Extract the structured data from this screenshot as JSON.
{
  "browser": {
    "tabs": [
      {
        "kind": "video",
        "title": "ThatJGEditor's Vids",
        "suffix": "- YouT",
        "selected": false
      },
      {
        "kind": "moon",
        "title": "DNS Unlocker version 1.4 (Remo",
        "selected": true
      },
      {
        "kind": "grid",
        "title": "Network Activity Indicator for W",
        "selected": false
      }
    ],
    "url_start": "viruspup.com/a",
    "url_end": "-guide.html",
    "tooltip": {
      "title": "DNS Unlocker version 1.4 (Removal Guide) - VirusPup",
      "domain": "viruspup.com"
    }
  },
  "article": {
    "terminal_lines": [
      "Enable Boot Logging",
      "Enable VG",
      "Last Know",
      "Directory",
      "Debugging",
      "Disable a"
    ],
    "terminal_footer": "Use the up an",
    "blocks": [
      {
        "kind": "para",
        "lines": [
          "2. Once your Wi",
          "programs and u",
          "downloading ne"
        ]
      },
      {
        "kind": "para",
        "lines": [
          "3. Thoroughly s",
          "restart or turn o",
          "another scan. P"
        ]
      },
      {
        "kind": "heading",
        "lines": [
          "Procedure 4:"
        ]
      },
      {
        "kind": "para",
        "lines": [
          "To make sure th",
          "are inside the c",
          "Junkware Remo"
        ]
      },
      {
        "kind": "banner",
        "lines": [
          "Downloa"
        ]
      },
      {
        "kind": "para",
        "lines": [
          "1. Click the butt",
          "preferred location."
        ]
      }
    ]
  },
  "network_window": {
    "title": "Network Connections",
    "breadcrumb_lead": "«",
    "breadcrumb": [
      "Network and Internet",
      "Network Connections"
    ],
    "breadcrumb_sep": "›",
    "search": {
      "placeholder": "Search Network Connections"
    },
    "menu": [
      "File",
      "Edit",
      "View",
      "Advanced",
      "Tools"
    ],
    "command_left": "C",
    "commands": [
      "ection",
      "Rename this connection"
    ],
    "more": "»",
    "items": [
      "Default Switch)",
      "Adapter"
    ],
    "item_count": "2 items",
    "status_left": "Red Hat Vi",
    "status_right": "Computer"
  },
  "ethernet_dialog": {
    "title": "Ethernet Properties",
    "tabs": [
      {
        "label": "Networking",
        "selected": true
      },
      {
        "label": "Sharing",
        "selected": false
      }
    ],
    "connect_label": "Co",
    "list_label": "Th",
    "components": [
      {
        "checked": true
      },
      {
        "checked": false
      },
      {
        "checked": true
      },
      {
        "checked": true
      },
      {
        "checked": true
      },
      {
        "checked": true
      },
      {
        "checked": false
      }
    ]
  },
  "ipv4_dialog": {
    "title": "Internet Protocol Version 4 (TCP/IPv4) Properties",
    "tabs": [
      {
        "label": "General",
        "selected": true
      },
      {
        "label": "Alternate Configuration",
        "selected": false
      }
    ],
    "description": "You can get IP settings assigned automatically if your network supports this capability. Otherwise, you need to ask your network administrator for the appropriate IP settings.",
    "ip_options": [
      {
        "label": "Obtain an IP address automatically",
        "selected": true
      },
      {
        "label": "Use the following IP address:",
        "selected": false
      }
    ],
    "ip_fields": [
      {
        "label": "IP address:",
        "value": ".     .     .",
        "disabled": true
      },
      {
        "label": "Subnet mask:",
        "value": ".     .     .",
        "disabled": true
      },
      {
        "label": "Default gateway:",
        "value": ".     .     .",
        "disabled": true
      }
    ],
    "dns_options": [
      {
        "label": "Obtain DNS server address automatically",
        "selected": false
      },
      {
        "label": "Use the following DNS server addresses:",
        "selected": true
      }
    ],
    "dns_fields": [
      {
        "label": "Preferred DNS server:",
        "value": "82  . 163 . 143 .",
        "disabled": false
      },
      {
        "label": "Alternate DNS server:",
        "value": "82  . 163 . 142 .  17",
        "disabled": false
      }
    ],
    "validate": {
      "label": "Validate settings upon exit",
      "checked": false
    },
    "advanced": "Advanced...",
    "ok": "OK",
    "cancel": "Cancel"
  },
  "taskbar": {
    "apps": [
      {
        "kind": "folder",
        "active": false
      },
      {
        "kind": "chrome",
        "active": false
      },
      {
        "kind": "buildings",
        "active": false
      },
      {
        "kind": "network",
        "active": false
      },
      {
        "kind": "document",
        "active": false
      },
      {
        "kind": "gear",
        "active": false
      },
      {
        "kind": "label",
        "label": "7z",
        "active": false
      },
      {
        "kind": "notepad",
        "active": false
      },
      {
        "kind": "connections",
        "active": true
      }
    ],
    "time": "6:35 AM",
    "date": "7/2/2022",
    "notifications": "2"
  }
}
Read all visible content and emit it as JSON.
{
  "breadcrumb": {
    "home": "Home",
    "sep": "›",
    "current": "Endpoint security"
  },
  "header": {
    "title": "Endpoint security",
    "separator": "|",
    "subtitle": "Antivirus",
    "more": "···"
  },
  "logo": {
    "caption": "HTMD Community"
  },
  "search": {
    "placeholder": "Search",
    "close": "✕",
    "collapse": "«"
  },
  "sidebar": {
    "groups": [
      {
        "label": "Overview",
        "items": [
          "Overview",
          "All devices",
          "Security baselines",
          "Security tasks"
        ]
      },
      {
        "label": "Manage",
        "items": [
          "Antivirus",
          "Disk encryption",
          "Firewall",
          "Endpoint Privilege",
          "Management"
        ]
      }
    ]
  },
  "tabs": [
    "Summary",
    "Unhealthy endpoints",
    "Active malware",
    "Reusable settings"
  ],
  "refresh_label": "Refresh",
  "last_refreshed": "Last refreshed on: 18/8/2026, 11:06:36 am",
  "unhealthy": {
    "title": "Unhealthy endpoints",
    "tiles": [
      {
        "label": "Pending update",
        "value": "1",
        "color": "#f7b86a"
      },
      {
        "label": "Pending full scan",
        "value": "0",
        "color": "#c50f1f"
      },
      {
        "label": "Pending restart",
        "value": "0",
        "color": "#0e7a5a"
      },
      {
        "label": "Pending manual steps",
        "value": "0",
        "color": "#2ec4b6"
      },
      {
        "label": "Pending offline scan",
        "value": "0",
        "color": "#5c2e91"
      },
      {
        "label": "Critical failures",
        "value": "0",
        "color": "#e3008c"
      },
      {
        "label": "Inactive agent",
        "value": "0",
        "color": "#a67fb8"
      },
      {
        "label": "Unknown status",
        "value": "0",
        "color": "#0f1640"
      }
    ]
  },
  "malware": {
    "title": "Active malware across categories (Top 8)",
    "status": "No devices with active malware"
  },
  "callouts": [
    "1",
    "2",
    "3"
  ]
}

※

> Your goal: From the data above, gather every line that includes the word "Pending".

> Answer to the exercise:
        "label": "Pending update",
        "label": "Pending full scan",
        "label": "Pending restart",
        "label": "Pending manual steps",
        "label": "Pending offline scan",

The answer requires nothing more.